§ Short problem
Reproduce the records that follow in full, excluding any picture they contain.

(Collected data)
— Begin —

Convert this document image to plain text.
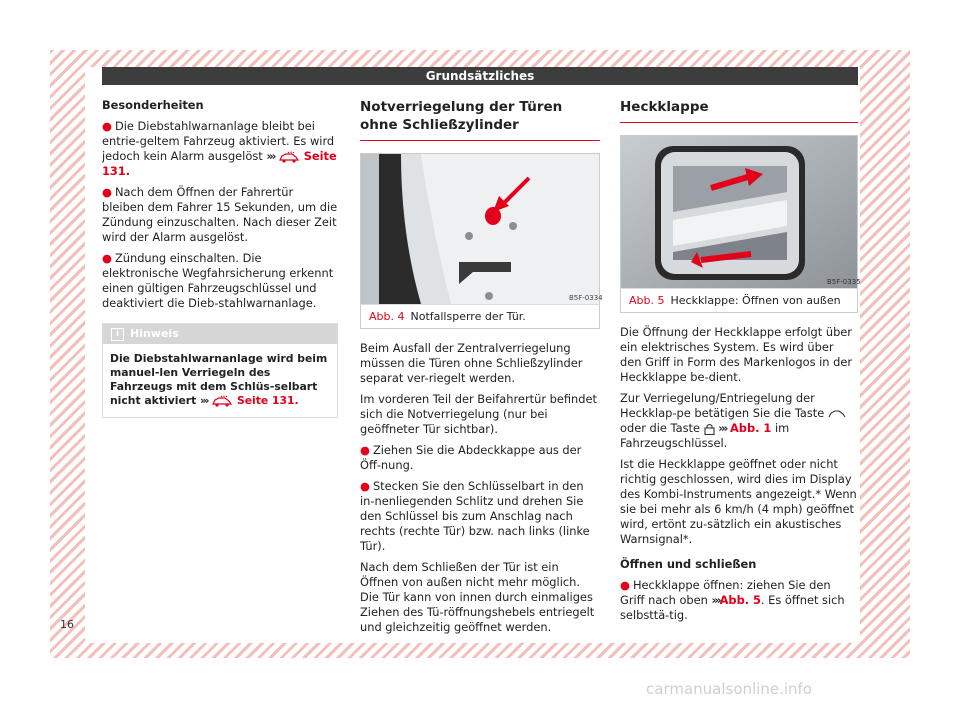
Grundsätzliches
Besonderheiten
● Die Diebstahlwarnanlage bleibt bei entrie-geltem Fahrzeug aktiviert. Es wird jedoch kein Alarm ausgelöst ›››	Seite 131.
● Nach dem Öffnen der Fahrertür bleiben dem Fahrer 15 Sekunden, um die Zündung einzuschalten. Nach dieser Zeit wird der Alarm ausgelöst.
● Zündung einschalten. Die elektronische Wegfahrsicherung erkennt einen gültigen Fahrzeugschlüssel und deaktiviert die Dieb-stahlwarnanlage.
i Hinweis
Die Diebstahlwarnanlage wird beim manuel-len Verriegeln des Fahrzeugs mit dem Schlüs-selbart nicht aktiviert ›››	Seite 131.
Notverriegelung der Türen ohne Schließzylinder
B5F-0334
Abb. 4 Notfallsperre der Tür.
Beim Ausfall der Zentralverriegelung müssen die Türen ohne Schließzylinder separat ver-riegelt werden.
Im vorderen Teil der Beifahrertür befindet sich die Notverriegelung (nur bei geöffneter Tür sichtbar).
● Ziehen Sie die Abdeckkappe aus der Öff-nung.
● Stecken Sie den Schlüsselbart in den in-nenliegenden Schlitz und drehen Sie den Schlüssel bis zum Anschlag nach rechts (rechte Tür) bzw. nach links (linke Tür).
Nach dem Schließen der Tür ist ein Öffnen von außen nicht mehr möglich. Die Tür kann von innen durch einmaliges Ziehen des Tü-röffnungshebels entriegelt und gleichzeitig geöffnet werden.
Heckklappe
B5F-0335
Abb. 5 Heckklappe: Öffnen von außen
Die Öffnung der Heckklappe erfolgt über ein elektrisches System. Es wird über den Griff in Form des Markenlogos in der Heckklappe be-dient.
Zur Verriegelung/Entriegelung der Heckklap-pe betätigen Sie die Taste  oder die Taste ››› Abb. 1 im Fahrzeugschlüssel.
Ist die Heckklappe geöffnet oder nicht richtig geschlossen, wird dies im Display des Kombi-Instruments angezeigt.* Wenn sie bei mehr als 6 km/h (4 mph) geöffnet wird, ertönt zu-sätzlich ein akustisches Warnsignal*.
Öffnen und schließen
● Heckklappe öffnen: ziehen Sie den Griff nach oben ›››Abb. 5. Es öffnet sich selbsttä-tig.
16
carmanualsonline.info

— End —

§ Written solution
Convert this document image to plain text.
Grundsätzliches
Besonderheiten
● Die Diebstahlwarnanlage bleibt bei entrie-geltem Fahrzeug aktiviert. Es wird jedoch kein Alarm ausgelöst ›››	Seite 131.
● Nach dem Öffnen der Fahrertür bleiben dem Fahrer 15 Sekunden, um die Zündung einzuschalten. Nach dieser Zeit wird der Alarm ausgelöst.
● Zündung einschalten. Die elektronische Wegfahrsicherung erkennt einen gültigen Fahrzeugschlüssel und deaktiviert die Dieb-stahlwarnanlage.
i Hinweis
Die Diebstahlwarnanlage wird beim manuel-len Verriegeln des Fahrzeugs mit dem Schlüs-selbart nicht aktiviert ›››	Seite 131.
Notverriegelung der Türen ohne Schließzylinder
B5F-0334
Abb. 4 Notfallsperre der Tür.
Beim Ausfall der Zentralverriegelung müssen die Türen ohne Schließzylinder separat ver-riegelt werden.
Im vorderen Teil der Beifahrertür befindet sich die Notverriegelung (nur bei geöffneter Tür sichtbar).
● Ziehen Sie die Abdeckkappe aus der Öff-nung.
● Stecken Sie den Schlüsselbart in den in-nenliegenden Schlitz und drehen Sie den Schlüssel bis zum Anschlag nach rechts (rechte Tür) bzw. nach links (linke Tür).
Nach dem Schließen der Tür ist ein Öffnen von außen nicht mehr möglich. Die Tür kann von innen durch einmaliges Ziehen des Tü-röffnungshebels entriegelt und gleichzeitig geöffnet werden.
Heckklappe
B5F-0335
Abb. 5 Heckklappe: Öffnen von außen
Die Öffnung der Heckklappe erfolgt über ein elektrisches System. Es wird über den Griff in Form des Markenlogos in der Heckklappe be-dient.
Zur Verriegelung/Entriegelung der Heckklap-pe betätigen Sie die Taste  oder die Taste ››› Abb. 1 im Fahrzeugschlüssel.
Ist die Heckklappe geöffnet oder nicht richtig geschlossen, wird dies im Display des Kombi-Instruments angezeigt.* Wenn sie bei mehr als 6 km/h (4 mph) geöffnet wird, ertönt zu-sätzlich ein akustisches Warnsignal*.
Öffnen und schließen
● Heckklappe öffnen: ziehen Sie den Griff nach oben ›››Abb. 5. Es öffnet sich selbsttä-tig.
16
carmanualsonline.info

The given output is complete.